** Begin EXTRACTED MATERIAL **
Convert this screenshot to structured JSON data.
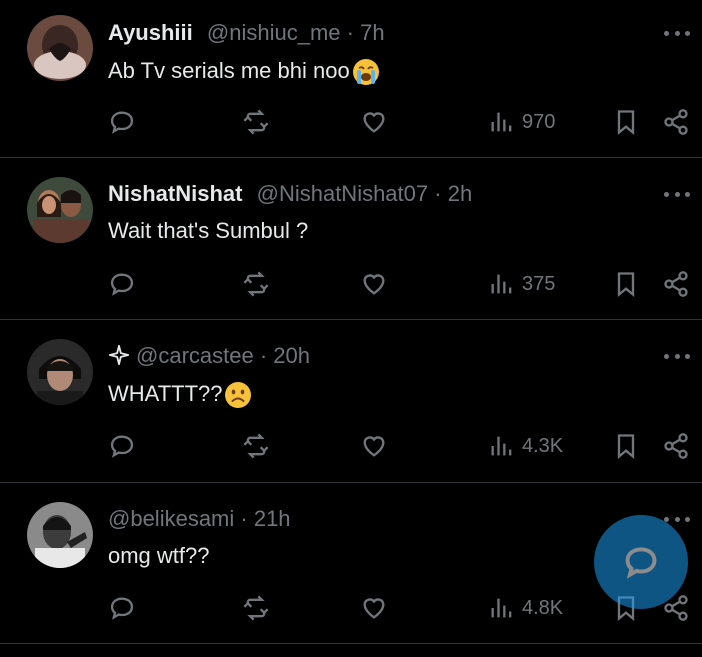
{
  "tweets": [
    {
      "name": "Ayushiii",
      "handle": "@nishiuc_me",
      "sep": " · ",
      "time": "7h",
      "text": "Ab Tv serials me bhi noo",
      "emoji": "loudly-crying-face",
      "views": "970"
    },
    {
      "name": "NishatNishat",
      "handle": "@NishatNishat07",
      "sep": " · ",
      "time": "2h",
      "text": "Wait that's Sumbul  ?",
      "emoji": "",
      "views": "375"
    },
    {
      "name": "",
      "handle": "@carcastee",
      "sep": " · ",
      "time": "20h",
      "text": "WHATTT??",
      "emoji": "frowning-face",
      "views": "4.3K"
    },
    {
      "name": "",
      "handle": "@belikesami",
      "sep": " · ",
      "time": "21h",
      "text": "omg wtf??",
      "emoji": "",
      "views": "4.8K"
    }
  ],
  "icons": {
    "reply": "reply-icon",
    "retweet": "retweet-icon",
    "like": "like-icon",
    "views": "views-icon",
    "bookmark": "bookmark-icon",
    "share": "share-icon",
    "more": "more-icon",
    "compose": "compose-reply-icon",
    "verified_sparkle": "sparkle-icon"
  },
  "colors": {
    "background": "#000000",
    "text": "#e7e9ea",
    "muted": "#71767b",
    "divider": "#2f3336",
    "accent": "#1d9bf0"
  }
}
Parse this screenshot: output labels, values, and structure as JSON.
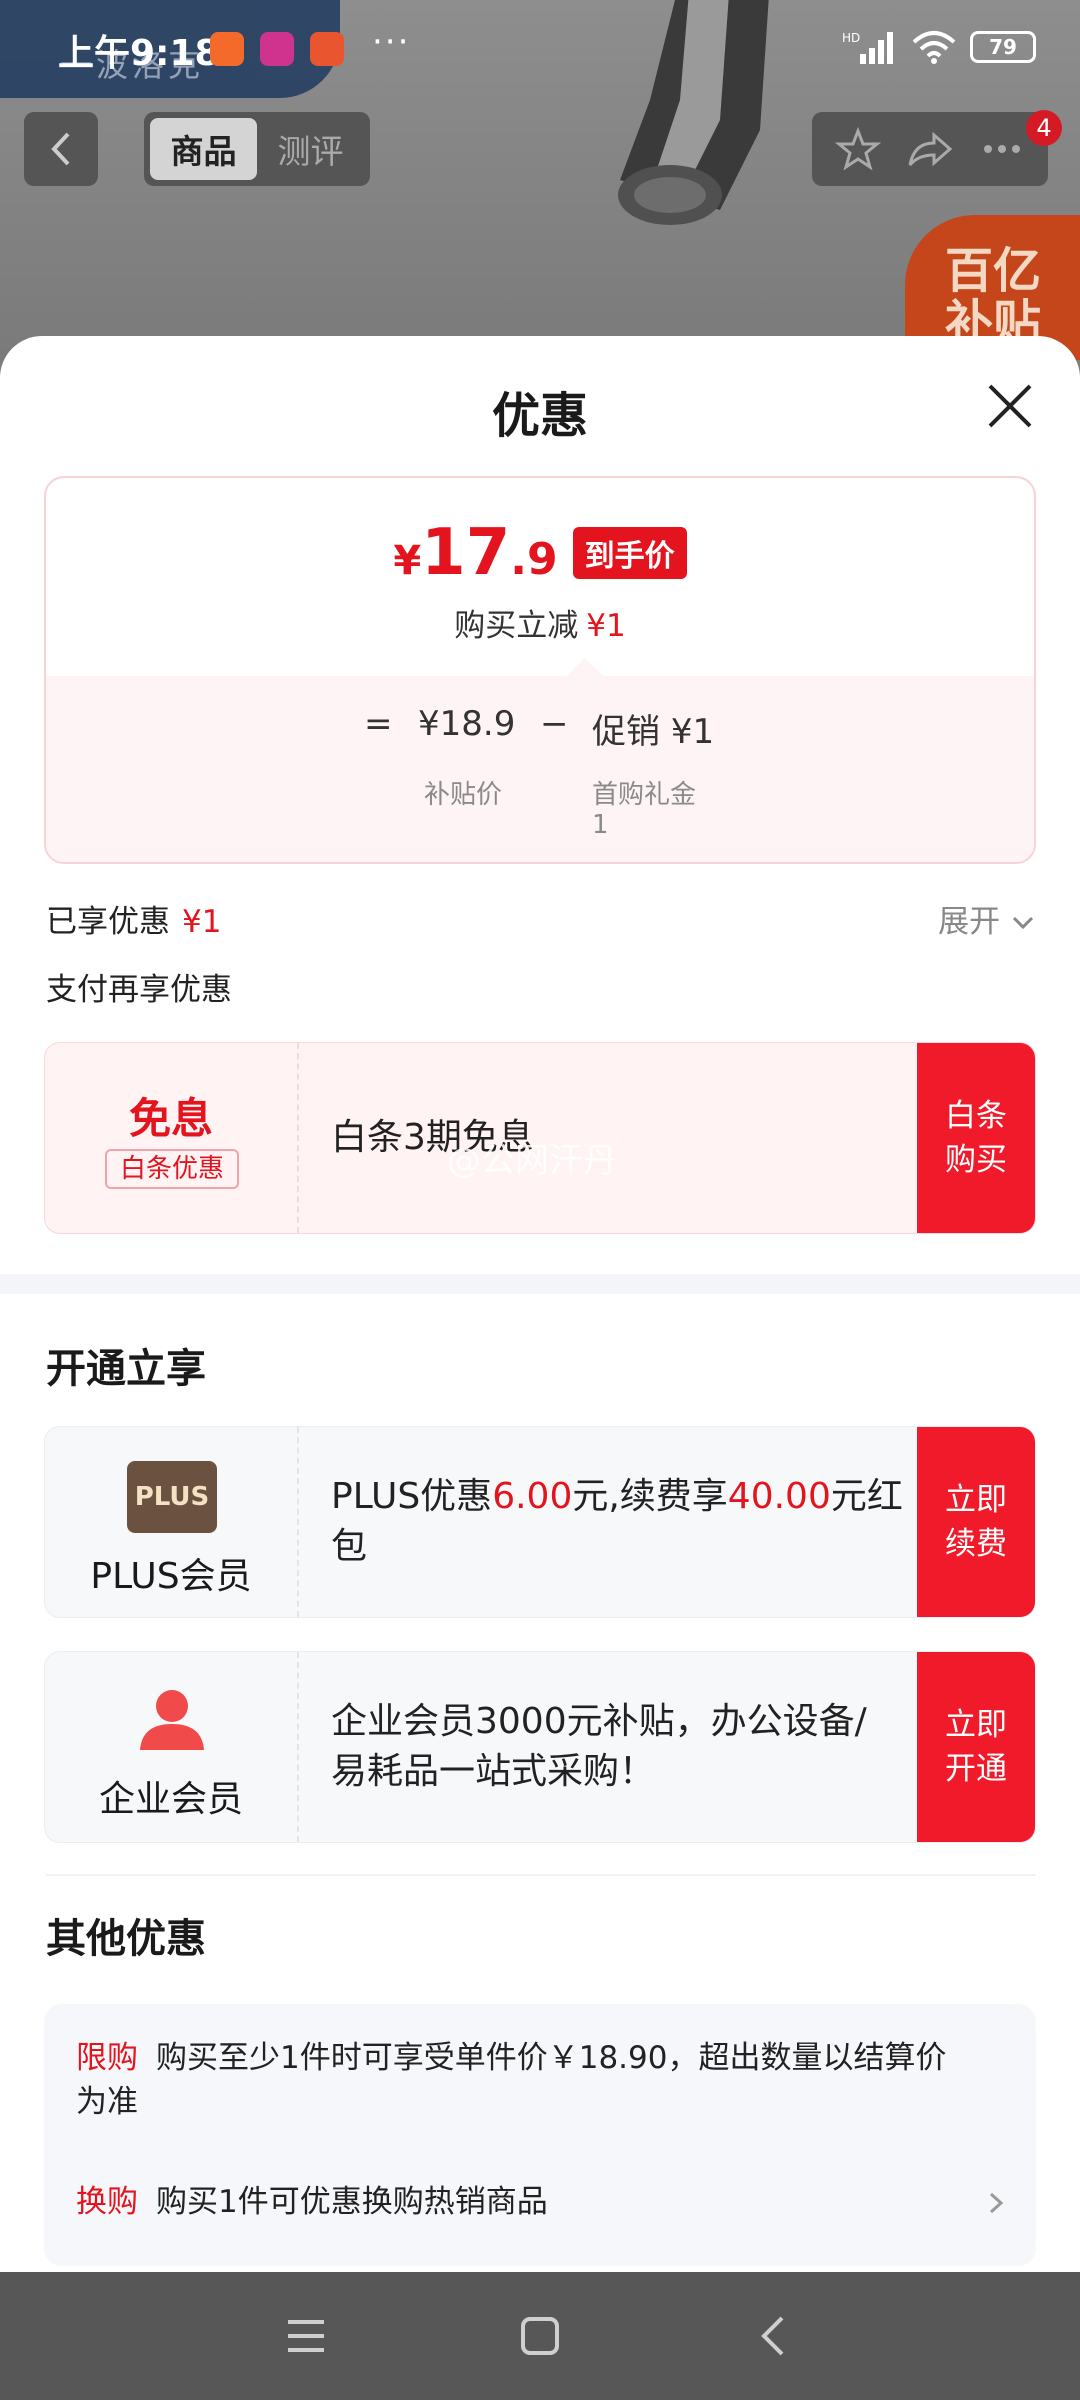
{
  "status_bar": {
    "time": "上午9:18",
    "battery": "79",
    "more": "···",
    "hd": "HD"
  },
  "background": {
    "logo_text": "一波洛克",
    "tabs": [
      {
        "label": "商品"
      },
      {
        "label": "测评"
      }
    ],
    "cart_badge": "4",
    "promo_badge": [
      "百亿",
      "补贴"
    ]
  },
  "sheet": {
    "title": "优惠",
    "price_card": {
      "currency": "¥",
      "price_int": "17",
      "price_dec": ".9",
      "price_tag": "到手价",
      "reduce_label": "购买立减",
      "reduce_value": "¥1",
      "eq": "=",
      "base_price": "¥18.9",
      "minus": "−",
      "promo_label": "促销",
      "promo_value": "¥1",
      "base_label": "补贴价",
      "promo_detail": "首购礼金",
      "promo_detail_2": "1"
    },
    "enjoyed_label": "已享优惠",
    "enjoyed_value": "¥1",
    "expand_label": "展开",
    "pay_more_label": "支付再享优惠",
    "baitiao": {
      "title": "免息",
      "tag": "白条优惠",
      "desc": "白条3期免息",
      "watermark": "@公网汗丹",
      "button": "白条购买"
    },
    "open_section_title": "开通立享",
    "plus": {
      "logo_text": "PLUS",
      "name": "PLUS会员",
      "desc_1": "PLUS优惠",
      "desc_amount_1": "6.00",
      "desc_2": "元,续费享",
      "desc_amount_2": "40.00",
      "desc_3": "元红包",
      "button": "立即续费"
    },
    "enterprise": {
      "name": "企业会员",
      "desc": "企业会员3000元补贴，办公设备/易耗品一站式采购！",
      "button": "立即开通"
    },
    "other_section_title": "其他优惠",
    "other": [
      {
        "tag": "限购",
        "text": "购买至少1件时可享受单件价￥18.90，超出数量以结算价为准"
      },
      {
        "tag": "换购",
        "text": "购买1件可优惠换购热销商品"
      }
    ]
  },
  "colors": {
    "accent": "#e4141e",
    "button_red": "#f01a2a",
    "plus_brown": "#6b5240",
    "enterprise_red": "#f04a4a"
  }
}
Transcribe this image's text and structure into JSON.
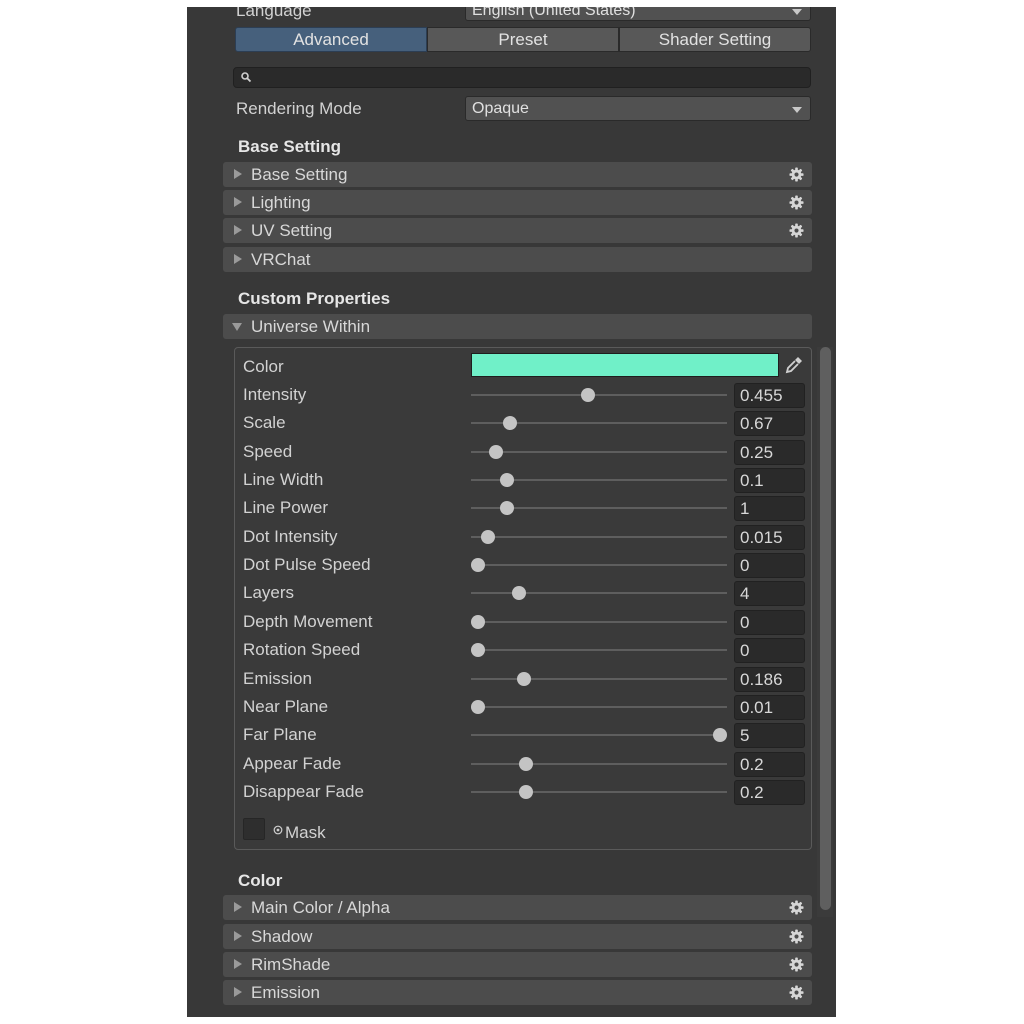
{
  "language": {
    "label": "Language",
    "value": "English (United States)"
  },
  "tabs": [
    "Advanced",
    "Preset",
    "Shader Setting"
  ],
  "active_tab": "Advanced",
  "search": {
    "placeholder": "",
    "icon": "search-icon"
  },
  "rendering_mode": {
    "label": "Rendering Mode",
    "value": "Opaque"
  },
  "base_section": {
    "title": "Base Setting",
    "foldouts": [
      {
        "label": "Base Setting",
        "gear": true
      },
      {
        "label": "Lighting",
        "gear": true
      },
      {
        "label": "UV Setting",
        "gear": true
      },
      {
        "label": "VRChat",
        "gear": false
      }
    ]
  },
  "custom_section": {
    "title": "Custom Properties",
    "foldout": "Universe Within",
    "color": {
      "label": "Color",
      "value": "#70f0c8"
    },
    "sliders": [
      {
        "label": "Intensity",
        "value": "0.455",
        "fraction": 0.455
      },
      {
        "label": "Scale",
        "value": "0.67",
        "fraction": 0.134
      },
      {
        "label": "Speed",
        "value": "0.25",
        "fraction": 0.075
      },
      {
        "label": "Line Width",
        "value": "0.1",
        "fraction": 0.12
      },
      {
        "label": "Line Power",
        "value": "1",
        "fraction": 0.12
      },
      {
        "label": "Dot Intensity",
        "value": "0.015",
        "fraction": 0.04
      },
      {
        "label": "Dot Pulse Speed",
        "value": "0",
        "fraction": 0.0
      },
      {
        "label": "Layers",
        "value": "4",
        "fraction": 0.17
      },
      {
        "label": "Depth Movement",
        "value": "0",
        "fraction": 0.0
      },
      {
        "label": "Rotation Speed",
        "value": "0",
        "fraction": 0.0
      },
      {
        "label": "Emission",
        "value": "0.186",
        "fraction": 0.19
      },
      {
        "label": "Near Plane",
        "value": "0.01",
        "fraction": 0.0
      },
      {
        "label": "Far Plane",
        "value": "5",
        "fraction": 1.0
      },
      {
        "label": "Appear Fade",
        "value": "0.2",
        "fraction": 0.2
      },
      {
        "label": "Disappear Fade",
        "value": "0.2",
        "fraction": 0.2
      }
    ],
    "mask": {
      "label": "Mask"
    }
  },
  "color_section": {
    "title": "Color",
    "foldouts": [
      {
        "label": "Main Color / Alpha",
        "gear": true
      },
      {
        "label": "Shadow",
        "gear": true
      },
      {
        "label": "RimShade",
        "gear": true
      },
      {
        "label": "Emission",
        "gear": true
      }
    ]
  },
  "colors": {
    "panel": "#383838",
    "accent_tab": "#46607c",
    "swatch": "#70f0c8"
  }
}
** End EXTRACTED MATERIAL **
TASK OBJECTIVE:
From the data above, copy each line that has the string "Speed".

IN RESPONSE:
        "label": "Speed",
        "label": "Dot Pulse Speed",
        "label": "Rotation Speed",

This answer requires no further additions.